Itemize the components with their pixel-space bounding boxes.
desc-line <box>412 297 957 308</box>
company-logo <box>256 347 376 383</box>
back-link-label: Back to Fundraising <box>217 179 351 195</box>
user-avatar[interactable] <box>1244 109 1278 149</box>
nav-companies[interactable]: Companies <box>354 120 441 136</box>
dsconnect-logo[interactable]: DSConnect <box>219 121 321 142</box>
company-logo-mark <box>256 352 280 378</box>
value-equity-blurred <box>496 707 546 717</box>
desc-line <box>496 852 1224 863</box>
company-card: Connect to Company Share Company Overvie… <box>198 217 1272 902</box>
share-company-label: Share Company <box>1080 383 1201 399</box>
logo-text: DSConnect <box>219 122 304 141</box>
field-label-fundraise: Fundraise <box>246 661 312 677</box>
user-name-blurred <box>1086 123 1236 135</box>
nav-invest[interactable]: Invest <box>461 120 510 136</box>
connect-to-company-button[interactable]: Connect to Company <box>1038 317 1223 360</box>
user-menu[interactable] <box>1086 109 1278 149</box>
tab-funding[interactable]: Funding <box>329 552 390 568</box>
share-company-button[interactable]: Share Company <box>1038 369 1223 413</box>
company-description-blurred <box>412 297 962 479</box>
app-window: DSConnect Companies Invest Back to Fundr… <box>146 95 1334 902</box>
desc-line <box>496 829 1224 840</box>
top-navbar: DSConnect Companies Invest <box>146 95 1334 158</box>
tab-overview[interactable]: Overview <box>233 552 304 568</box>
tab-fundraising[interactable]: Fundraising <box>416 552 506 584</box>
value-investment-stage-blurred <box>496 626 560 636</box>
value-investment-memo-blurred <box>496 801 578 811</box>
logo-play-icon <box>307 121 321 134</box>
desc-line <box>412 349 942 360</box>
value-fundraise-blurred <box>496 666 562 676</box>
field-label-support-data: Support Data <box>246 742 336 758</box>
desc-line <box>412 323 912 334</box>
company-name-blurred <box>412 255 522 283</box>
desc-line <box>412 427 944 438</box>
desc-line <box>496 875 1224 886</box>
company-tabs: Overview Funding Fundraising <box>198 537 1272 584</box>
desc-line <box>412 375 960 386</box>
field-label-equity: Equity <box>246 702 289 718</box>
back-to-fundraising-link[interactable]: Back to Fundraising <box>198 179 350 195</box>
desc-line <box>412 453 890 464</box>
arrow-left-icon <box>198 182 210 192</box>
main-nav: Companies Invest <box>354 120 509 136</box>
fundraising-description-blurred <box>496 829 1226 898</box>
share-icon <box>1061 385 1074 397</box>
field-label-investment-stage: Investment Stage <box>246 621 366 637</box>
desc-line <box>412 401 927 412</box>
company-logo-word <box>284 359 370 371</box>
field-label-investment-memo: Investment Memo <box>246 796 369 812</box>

##########

Arrange the rows, from the first line up to and including the line with "top-navbar: DSConnect Companies", as a Markdown table with the columns No. and Line. Number each line and leave out any blank ones.

| No. | Line |
|---|---|
| 1 | Itemize the components with their pixel-space bounding boxes. |
| 2 | desc-line <box>412 297 957 308</box> |
| 3 | company-logo <box>256 347 376 383</box> |
| 4 | back-link-label: Back to Fundraising <box>217 179 351 195</box> |
| 5 | user-avatar[interactable] <box>1244 109 1278 149</box> |
| 6 | nav-companies[interactable]: Companies <box>354 120 441 136</box> |
| 7 | dsconnect-logo[interactable]: DSConnect <box>219 121 321 142</box> |
| 8 | company-logo-mark <box>256 352 280 378</box> |
| 9 | value-equity-blurred <box>496 707 546 717</box> |
| 10 | desc-line <box>496 852 1224 863</box> |
| 11 | company-card: Connect to Company Share Company Overvie… <box>198 217 1272 902</box> |
| 12 | share-company-label: Share Company <box>1080 383 1201 399</box> |
| 13 | logo-text: DSConnect <box>219 122 304 141</box> |
| 14 | field-label-fundraise: Fundraise <box>246 661 312 677</box> |
| 15 | user-name-blurred <box>1086 123 1236 135</box> |
| 16 | nav-invest[interactable]: Invest <box>461 120 510 136</box> |
| 17 | connect-to-company-button[interactable]: Connect to Company <box>1038 317 1223 360</box> |
| 18 | user-menu[interactable] <box>1086 109 1278 149</box> |
| 19 | tab-funding[interactable]: Funding <box>329 552 390 568</box> |
| 20 | share-company-button[interactable]: Share Company <box>1038 369 1223 413</box> |
| 21 | company-description-blurred <box>412 297 962 479</box> |
| 22 | app-window: DSConnect Companies Invest Back to Fundr… <box>146 95 1334 902</box> |
| 23 | desc-line <box>496 829 1224 840</box> |
| 24 | top-navbar: DSConnect Companies Invest <box>146 95 1334 158</box> |